AIM ->
In the copy, include every entry exactly but none of the images.

MATERIAL TO PROCESS ->
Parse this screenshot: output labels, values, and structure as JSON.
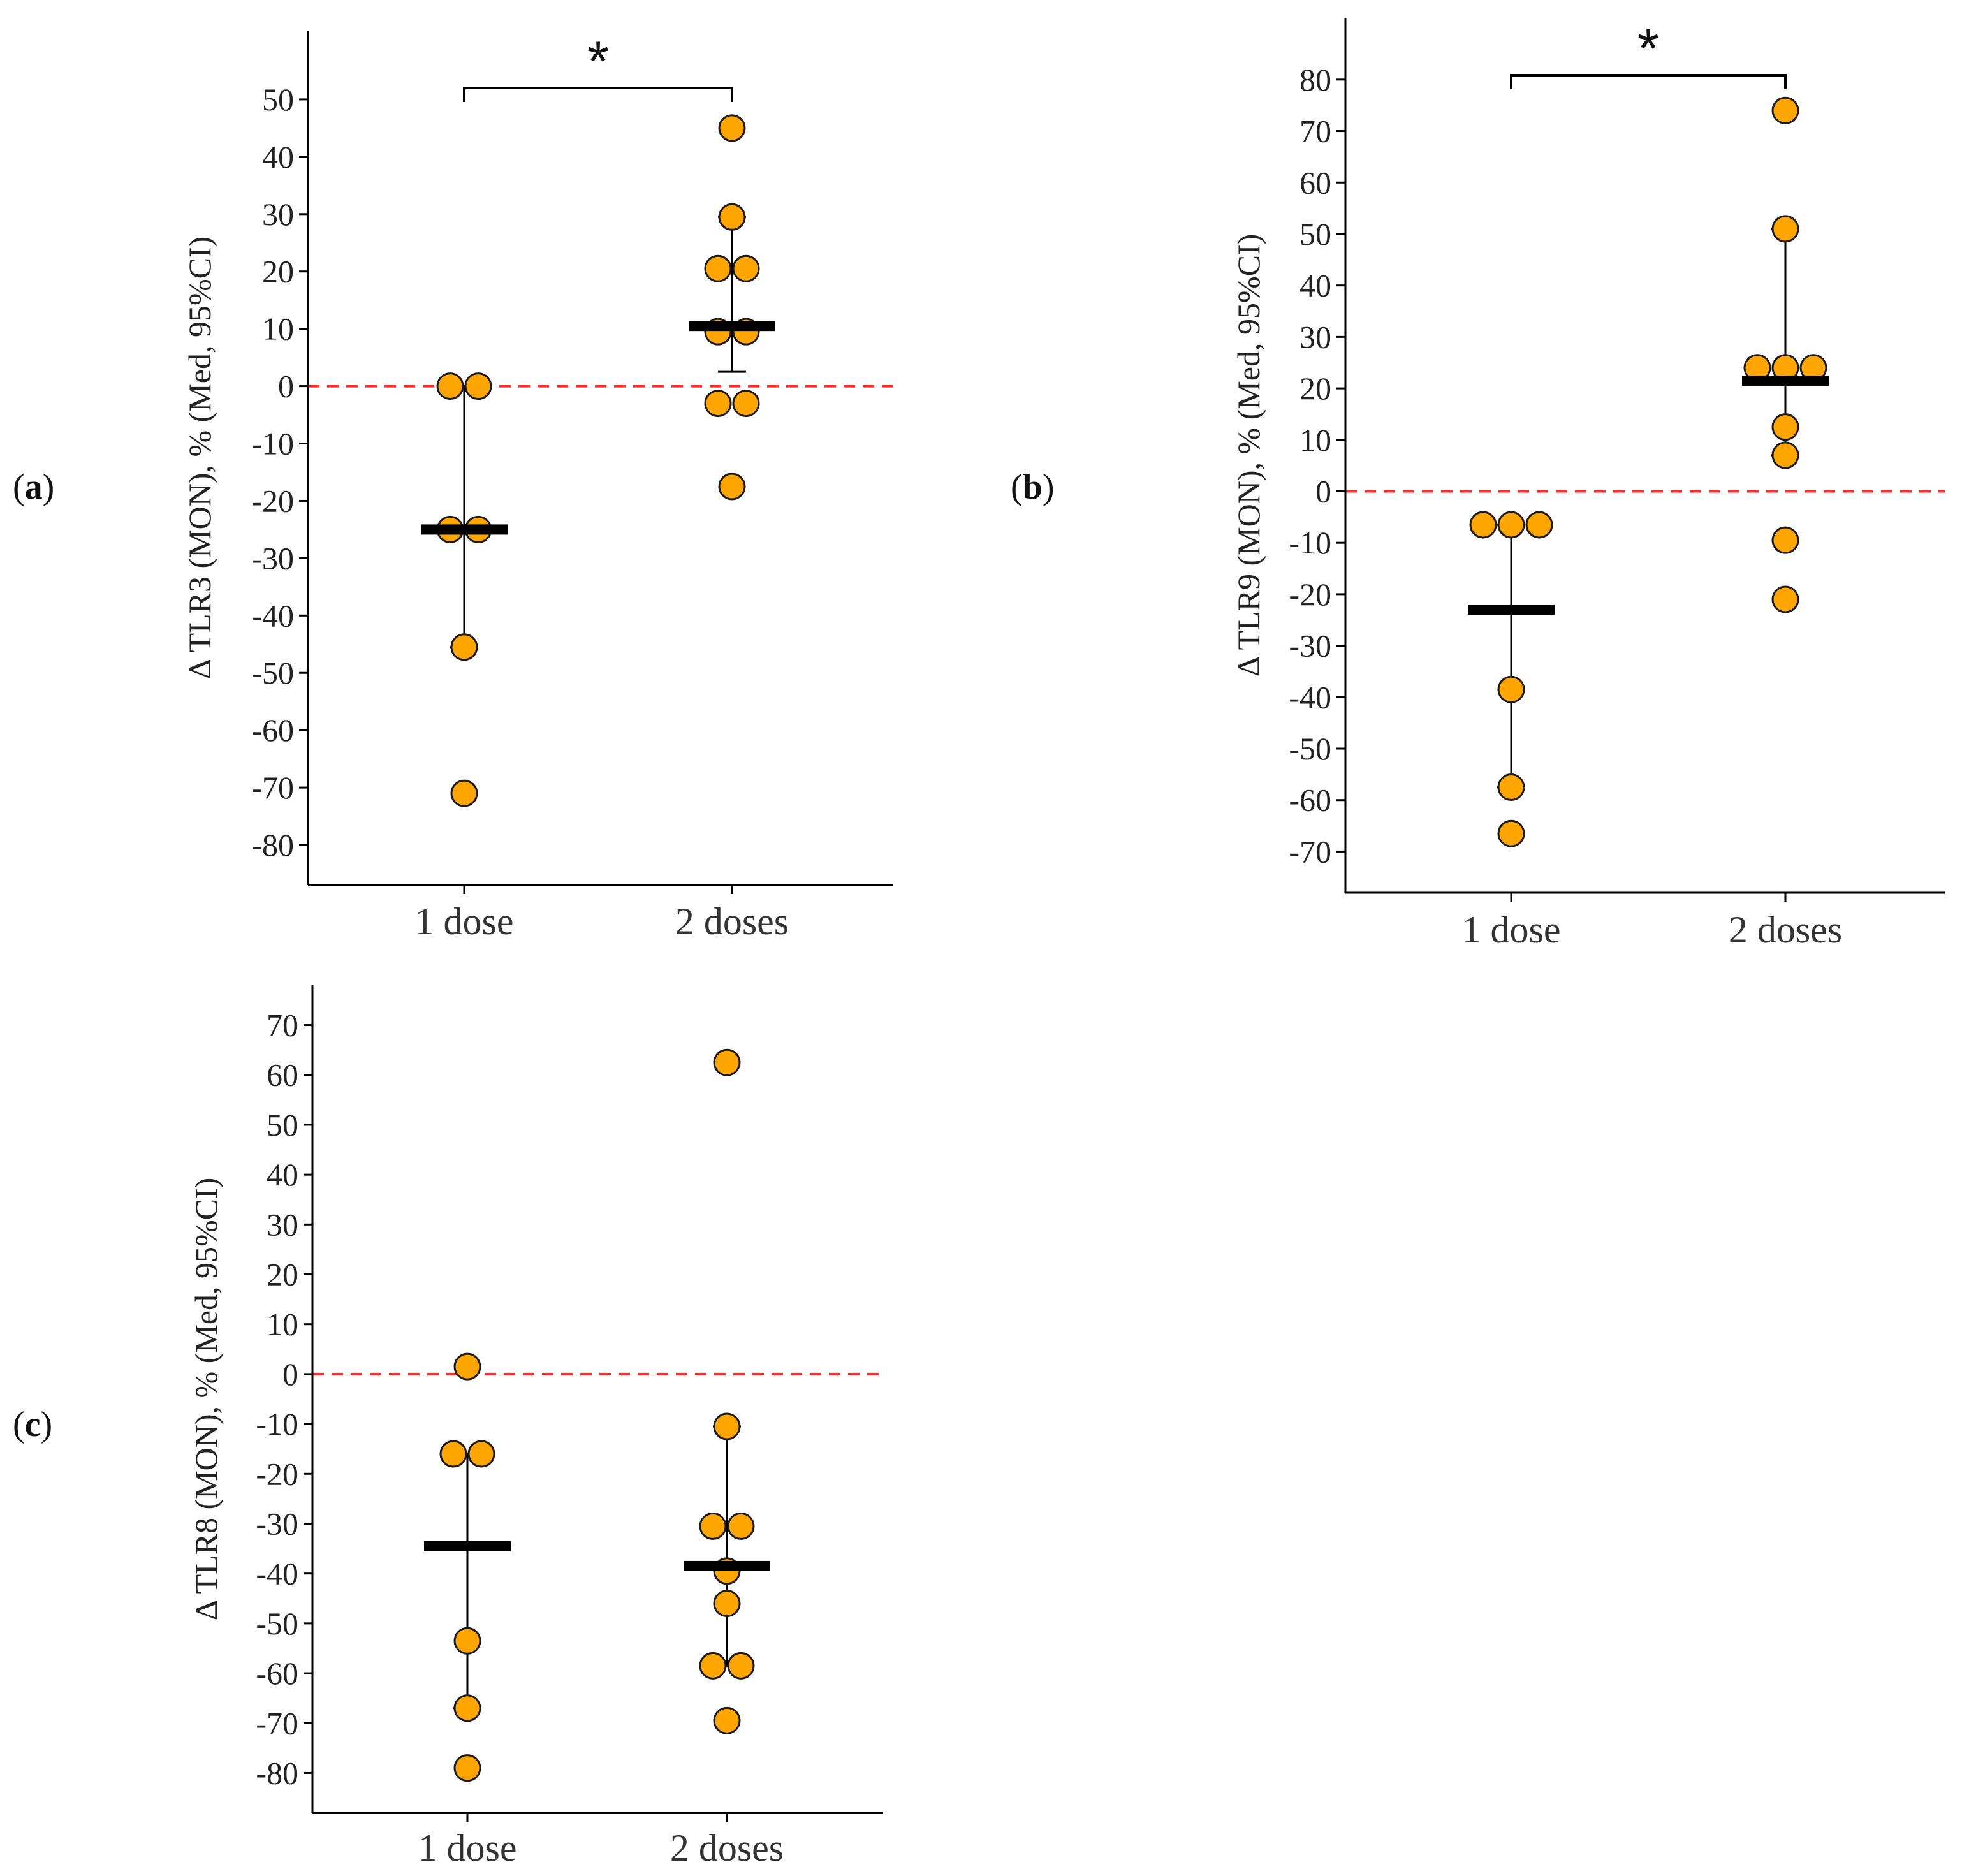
{
  "colors": {
    "point_fill": "#FFA500",
    "point_stroke": "#1a1a1a",
    "median_bar": "#000000",
    "ci_line": "#000000",
    "reference_line": "#FF2A2A",
    "axis": "#000000"
  },
  "chart_data": [
    {
      "type": "scatter",
      "panel_label": "(a)",
      "panel_letter": "a",
      "title": "",
      "xlabel": "",
      "ylabel": "Δ TLR3 (MON), % (Med, 95%CI)",
      "categories": [
        "1 dose",
        "2 doses"
      ],
      "ylim": [
        -87,
        62
      ],
      "yticks": [
        -80,
        -70,
        -60,
        -50,
        -40,
        -30,
        -20,
        -10,
        0,
        10,
        20,
        30,
        40,
        50
      ],
      "reference_line": {
        "y": 0,
        "style": "dashed",
        "color": "red"
      },
      "grid": false,
      "series": [
        {
          "category": "1 dose",
          "points": [
            0,
            0,
            -25,
            -25,
            -45.5,
            -71
          ],
          "median": -25,
          "ci": [
            -45.5,
            0
          ]
        },
        {
          "category": "2 doses",
          "points": [
            45,
            29.5,
            20.5,
            20.5,
            9.5,
            9.5,
            -3,
            -3,
            -17.5
          ],
          "median": 10.5,
          "ci": [
            2.5,
            29.5
          ]
        }
      ],
      "significance": {
        "between": [
          "1 dose",
          "2 doses"
        ],
        "label": "*"
      }
    },
    {
      "type": "scatter",
      "panel_label": "(b)",
      "panel_letter": "b",
      "title": "",
      "xlabel": "",
      "ylabel": "Δ TLR9 (MON), % (Med, 95%CI)",
      "categories": [
        "1 dose",
        "2 doses"
      ],
      "ylim": [
        -78,
        92
      ],
      "yticks": [
        -70,
        -60,
        -50,
        -40,
        -30,
        -20,
        -10,
        0,
        10,
        20,
        30,
        40,
        50,
        60,
        70,
        80
      ],
      "reference_line": {
        "y": 0,
        "style": "dashed",
        "color": "red"
      },
      "grid": false,
      "series": [
        {
          "category": "1 dose",
          "points": [
            -6.5,
            -6.5,
            -6.5,
            -38.5,
            -57.5,
            -66.5
          ],
          "median": -23,
          "ci": [
            -57.5,
            -6.5
          ]
        },
        {
          "category": "2 doses",
          "points": [
            74,
            51,
            24,
            24,
            24,
            12.5,
            7,
            -9.5,
            -21
          ],
          "median": 21.5,
          "ci": [
            7,
            51
          ]
        }
      ],
      "significance": {
        "between": [
          "1 dose",
          "2 doses"
        ],
        "label": "*"
      }
    },
    {
      "type": "scatter",
      "panel_label": "(c)",
      "panel_letter": "c",
      "title": "",
      "xlabel": "",
      "ylabel": "Δ TLR8 (MON), % (Med, 95%CI)",
      "categories": [
        "1 dose",
        "2 doses"
      ],
      "ylim": [
        -88,
        78
      ],
      "yticks": [
        -80,
        -70,
        -60,
        -50,
        -40,
        -30,
        -20,
        -10,
        0,
        10,
        20,
        30,
        40,
        50,
        60,
        70
      ],
      "reference_line": {
        "y": 0,
        "style": "dashed",
        "color": "red"
      },
      "grid": false,
      "series": [
        {
          "category": "1 dose",
          "points": [
            1.5,
            -16,
            -16,
            -53.5,
            -67,
            -79
          ],
          "median": -34.5,
          "ci": [
            -67,
            -16
          ]
        },
        {
          "category": "2 doses",
          "points": [
            62.5,
            -10.5,
            -30.5,
            -30.5,
            -39.5,
            -46,
            -58.5,
            -58.5,
            -69.5
          ],
          "median": -38.5,
          "ci": [
            -58.5,
            -10.5
          ]
        }
      ],
      "significance": null
    }
  ]
}
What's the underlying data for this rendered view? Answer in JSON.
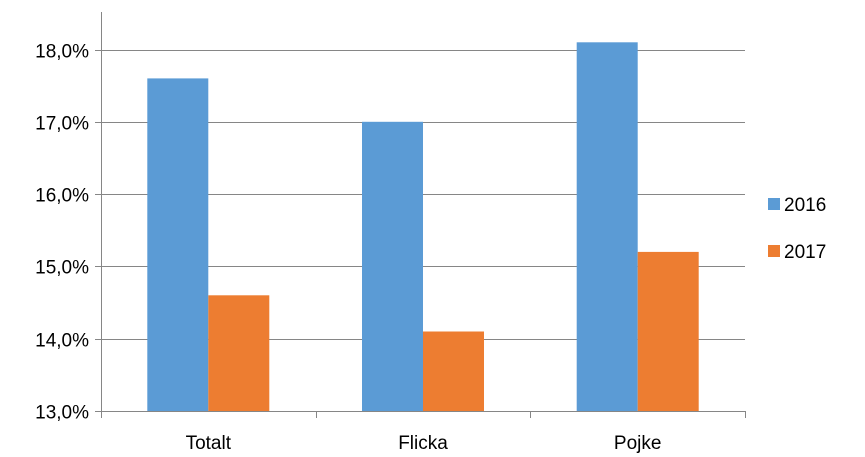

FINISHED ANSWER ->
Parse this screenshot: output labels, values, and structure as JSON.
{
  "colors": {
    "point_fill": "#FFA500",
    "point_stroke": "#1a1a1a",
    "median_bar": "#000000",
    "ci_line": "#000000",
    "reference_line": "#FF2A2A",
    "axis": "#000000"
  },
  "chart_data": [
    {
      "type": "scatter",
      "panel_label": "(a)",
      "panel_letter": "a",
      "title": "",
      "xlabel": "",
      "ylabel": "Δ TLR3 (MON), % (Med, 95%CI)",
      "categories": [
        "1 dose",
        "2 doses"
      ],
      "ylim": [
        -87,
        62
      ],
      "yticks": [
        -80,
        -70,
        -60,
        -50,
        -40,
        -30,
        -20,
        -10,
        0,
        10,
        20,
        30,
        40,
        50
      ],
      "reference_line": {
        "y": 0,
        "style": "dashed",
        "color": "red"
      },
      "grid": false,
      "series": [
        {
          "category": "1 dose",
          "points": [
            0,
            0,
            -25,
            -25,
            -45.5,
            -71
          ],
          "median": -25,
          "ci": [
            -45.5,
            0
          ]
        },
        {
          "category": "2 doses",
          "points": [
            45,
            29.5,
            20.5,
            20.5,
            9.5,
            9.5,
            -3,
            -3,
            -17.5
          ],
          "median": 10.5,
          "ci": [
            2.5,
            29.5
          ]
        }
      ],
      "significance": {
        "between": [
          "1 dose",
          "2 doses"
        ],
        "label": "*"
      }
    },
    {
      "type": "scatter",
      "panel_label": "(b)",
      "panel_letter": "b",
      "title": "",
      "xlabel": "",
      "ylabel": "Δ TLR9 (MON), % (Med, 95%CI)",
      "categories": [
        "1 dose",
        "2 doses"
      ],
      "ylim": [
        -78,
        92
      ],
      "yticks": [
        -70,
        -60,
        -50,
        -40,
        -30,
        -20,
        -10,
        0,
        10,
        20,
        30,
        40,
        50,
        60,
        70,
        80
      ],
      "reference_line": {
        "y": 0,
        "style": "dashed",
        "color": "red"
      },
      "grid": false,
      "series": [
        {
          "category": "1 dose",
          "points": [
            -6.5,
            -6.5,
            -6.5,
            -38.5,
            -57.5,
            -66.5
          ],
          "median": -23,
          "ci": [
            -57.5,
            -6.5
          ]
        },
        {
          "category": "2 doses",
          "points": [
            74,
            51,
            24,
            24,
            24,
            12.5,
            7,
            -9.5,
            -21
          ],
          "median": 21.5,
          "ci": [
            7,
            51
          ]
        }
      ],
      "significance": {
        "between": [
          "1 dose",
          "2 doses"
        ],
        "label": "*"
      }
    },
    {
      "type": "scatter",
      "panel_label": "(c)",
      "panel_letter": "c",
      "title": "",
      "xlabel": "",
      "ylabel": "Δ TLR8 (MON), % (Med, 95%CI)",
      "categories": [
        "1 dose",
        "2 doses"
      ],
      "ylim": [
        -88,
        78
      ],
      "yticks": [
        -80,
        -70,
        -60,
        -50,
        -40,
        -30,
        -20,
        -10,
        0,
        10,
        20,
        30,
        40,
        50,
        60,
        70
      ],
      "reference_line": {
        "y": 0,
        "style": "dashed",
        "color": "red"
      },
      "grid": false,
      "series": [
        {
          "category": "1 dose",
          "points": [
            1.5,
            -16,
            -16,
            -53.5,
            -67,
            -79
          ],
          "median": -34.5,
          "ci": [
            -67,
            -16
          ]
        },
        {
          "category": "2 doses",
          "points": [
            62.5,
            -10.5,
            -30.5,
            -30.5,
            -39.5,
            -46,
            -58.5,
            -58.5,
            -69.5
          ],
          "median": -38.5,
          "ci": [
            -58.5,
            -10.5
          ]
        }
      ],
      "significance": null
    }
  ]
}
What's the underlying data for this rendered view? Answer in JSON.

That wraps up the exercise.